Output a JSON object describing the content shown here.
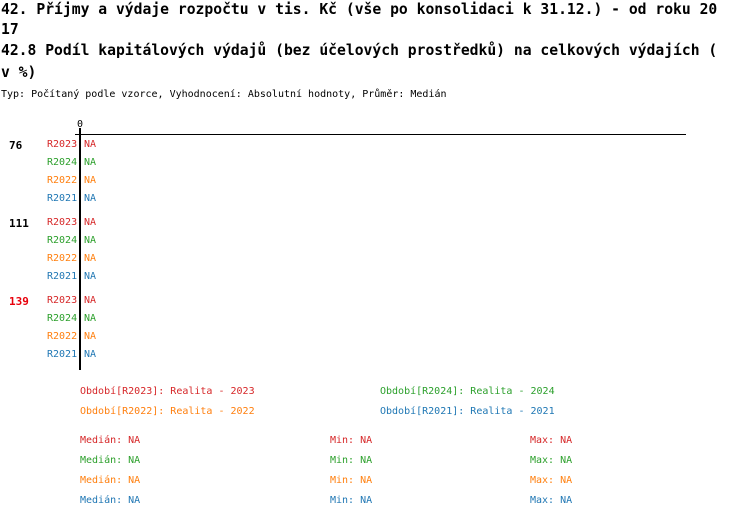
{
  "title_lines": [
    "42. Příjmy a výdaje rozpočtu v tis. Kč (vše po konsolidaci k 31.12.) - od roku 20",
    "17",
    "42.8 Podíl kapitálových výdajů (bez účelových prostředků) na celkových výdajích (",
    "v %)"
  ],
  "subtitle": "Typ: Počítaný podle vzorce, Vyhodnocení: Absolutní hodnoty, Průměr: Medián",
  "colors": {
    "R2023": "#d62728",
    "R2024": "#2ca02c",
    "R2022": "#ff7f0e",
    "R2021": "#1f77b4",
    "highlight": "#e8000b"
  },
  "chart_data": {
    "type": "bar",
    "orientation": "horizontal",
    "x_tick_labels": [
      "0"
    ],
    "groups": [
      {
        "label": "76",
        "highlight": false,
        "rows": [
          {
            "series": "R2023",
            "value": "NA"
          },
          {
            "series": "R2024",
            "value": "NA"
          },
          {
            "series": "R2022",
            "value": "NA"
          },
          {
            "series": "R2021",
            "value": "NA"
          }
        ]
      },
      {
        "label": "111",
        "highlight": false,
        "rows": [
          {
            "series": "R2023",
            "value": "NA"
          },
          {
            "series": "R2024",
            "value": "NA"
          },
          {
            "series": "R2022",
            "value": "NA"
          },
          {
            "series": "R2021",
            "value": "NA"
          }
        ]
      },
      {
        "label": "139",
        "highlight": true,
        "rows": [
          {
            "series": "R2023",
            "value": "NA"
          },
          {
            "series": "R2024",
            "value": "NA"
          },
          {
            "series": "R2022",
            "value": "NA"
          },
          {
            "series": "R2021",
            "value": "NA"
          }
        ]
      }
    ],
    "legend": [
      {
        "series": "R2023",
        "text": "Období[R2023]: Realita - 2023"
      },
      {
        "series": "R2024",
        "text": "Období[R2024]: Realita - 2024"
      },
      {
        "series": "R2022",
        "text": "Období[R2022]: Realita - 2022"
      },
      {
        "series": "R2021",
        "text": "Období[R2021]: Realita - 2021"
      }
    ],
    "stats": [
      {
        "series": "R2023",
        "median": "Medián: NA",
        "min": "Min: NA",
        "max": "Max: NA"
      },
      {
        "series": "R2024",
        "median": "Medián: NA",
        "min": "Min: NA",
        "max": "Max: NA"
      },
      {
        "series": "R2022",
        "median": "Medián: NA",
        "min": "Min: NA",
        "max": "Max: NA"
      },
      {
        "series": "R2021",
        "median": "Medián: NA",
        "min": "Min: NA",
        "max": "Max: NA"
      }
    ]
  }
}
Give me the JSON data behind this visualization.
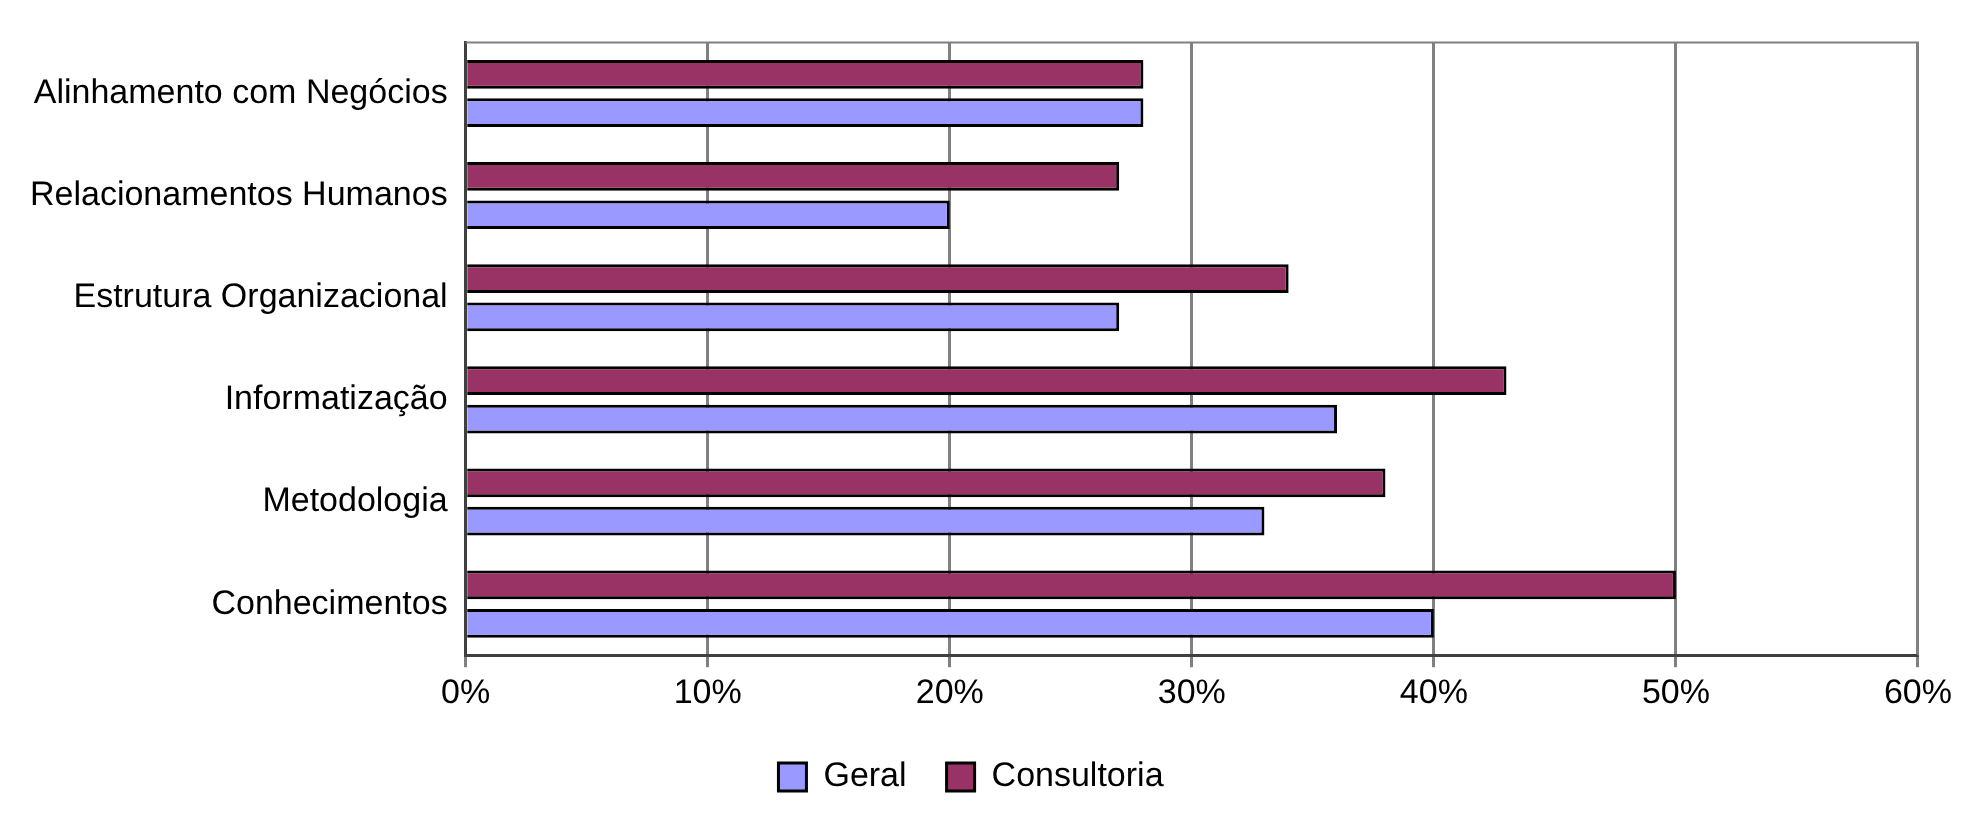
{
  "chart_data": {
    "type": "bar",
    "orientation": "horizontal",
    "categories": [
      "Alinhamento com Negócios",
      "Relacionamentos Humanos",
      "Estrutura Organizacional",
      "Informatização",
      "Metodologia",
      "Conhecimentos"
    ],
    "series": [
      {
        "name": "Geral",
        "color": "#9999ff",
        "values": [
          0.28,
          0.2,
          0.27,
          0.36,
          0.33,
          0.4
        ]
      },
      {
        "name": "Consultoria",
        "color": "#993366",
        "values": [
          0.28,
          0.27,
          0.34,
          0.43,
          0.38,
          0.5
        ]
      }
    ],
    "xlim": [
      0,
      0.6
    ],
    "xticks": [
      {
        "value": 0,
        "label": "0%"
      },
      {
        "value": 0.1,
        "label": "10%"
      },
      {
        "value": 0.2,
        "label": "20%"
      },
      {
        "value": 0.3,
        "label": "30%"
      },
      {
        "value": 0.4,
        "label": "40%"
      },
      {
        "value": 0.5,
        "label": "50%"
      },
      {
        "value": 0.6,
        "label": "60%"
      }
    ],
    "grid": "x",
    "legend": "bottom"
  }
}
--
## Your instructions
Tally the lines of the data that contain the string "text" and report the total alone.

## Exercise solution
4